-- Exercise requirements --
Repeat the whole of the data, keeping every detail the same.

— Begin Data to use —

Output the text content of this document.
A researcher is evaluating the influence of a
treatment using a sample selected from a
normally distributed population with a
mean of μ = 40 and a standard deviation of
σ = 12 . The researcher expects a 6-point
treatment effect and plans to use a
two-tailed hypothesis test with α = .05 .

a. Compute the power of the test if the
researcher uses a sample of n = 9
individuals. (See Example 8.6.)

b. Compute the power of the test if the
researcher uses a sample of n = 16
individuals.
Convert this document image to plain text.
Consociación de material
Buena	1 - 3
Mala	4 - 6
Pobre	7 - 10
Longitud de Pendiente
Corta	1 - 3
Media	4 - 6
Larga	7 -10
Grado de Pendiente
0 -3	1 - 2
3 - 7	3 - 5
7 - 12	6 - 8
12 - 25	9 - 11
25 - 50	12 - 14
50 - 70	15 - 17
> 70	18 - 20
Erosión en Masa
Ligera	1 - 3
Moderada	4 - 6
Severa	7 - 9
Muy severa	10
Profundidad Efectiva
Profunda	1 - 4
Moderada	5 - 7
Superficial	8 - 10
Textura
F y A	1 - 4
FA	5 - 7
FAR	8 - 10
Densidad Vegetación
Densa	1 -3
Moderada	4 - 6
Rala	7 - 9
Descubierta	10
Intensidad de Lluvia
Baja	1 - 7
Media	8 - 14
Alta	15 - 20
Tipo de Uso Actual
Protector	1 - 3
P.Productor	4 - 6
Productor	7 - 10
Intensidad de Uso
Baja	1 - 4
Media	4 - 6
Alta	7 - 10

— End Data to use —

-- Reply --
Output the text content of this document.
A researcher is evaluating the influence of a
treatment using a sample selected from a
normally distributed population with a
mean of μ = 40 and a standard deviation of
σ = 12 . The researcher expects a 6-point
treatment effect and plans to use a
two-tailed hypothesis test with α = .05 .

a. Compute the power of the test if the
researcher uses a sample of n = 9
individuals. (See Example 8.6.)

b. Compute the power of the test if the
researcher uses a sample of n = 16
individuals.
Convert this document image to plain text.
Consociación de material
Buena	1 - 3
Mala	4 - 6
Pobre	7 - 10
Longitud de Pendiente
Corta	1 - 3
Media	4 - 6
Larga	7 -10
Grado de Pendiente
0 -3	1 - 2
3 - 7	3 - 5
7 - 12	6 - 8
12 - 25	9 - 11
25 - 50	12 - 14
50 - 70	15 - 17
> 70	18 - 20
Erosión en Masa
Ligera	1 - 3
Moderada	4 - 6
Severa	7 - 9
Muy severa	10
Profundidad Efectiva
Profunda	1 - 4
Moderada	5 - 7
Superficial	8 - 10
Textura
F y A	1 - 4
FA	5 - 7
FAR	8 - 10
Densidad Vegetación
Densa	1 -3
Moderada	4 - 6
Rala	7 - 9
Descubierta	10
Intensidad de Lluvia
Baja	1 - 7
Media	8 - 14
Alta	15 - 20
Tipo de Uso Actual
Protector	1 - 3
P.Productor	4 - 6
Productor	7 - 10
Intensidad de Uso
Baja	1 - 4
Media	4 - 6
Alta	7 - 10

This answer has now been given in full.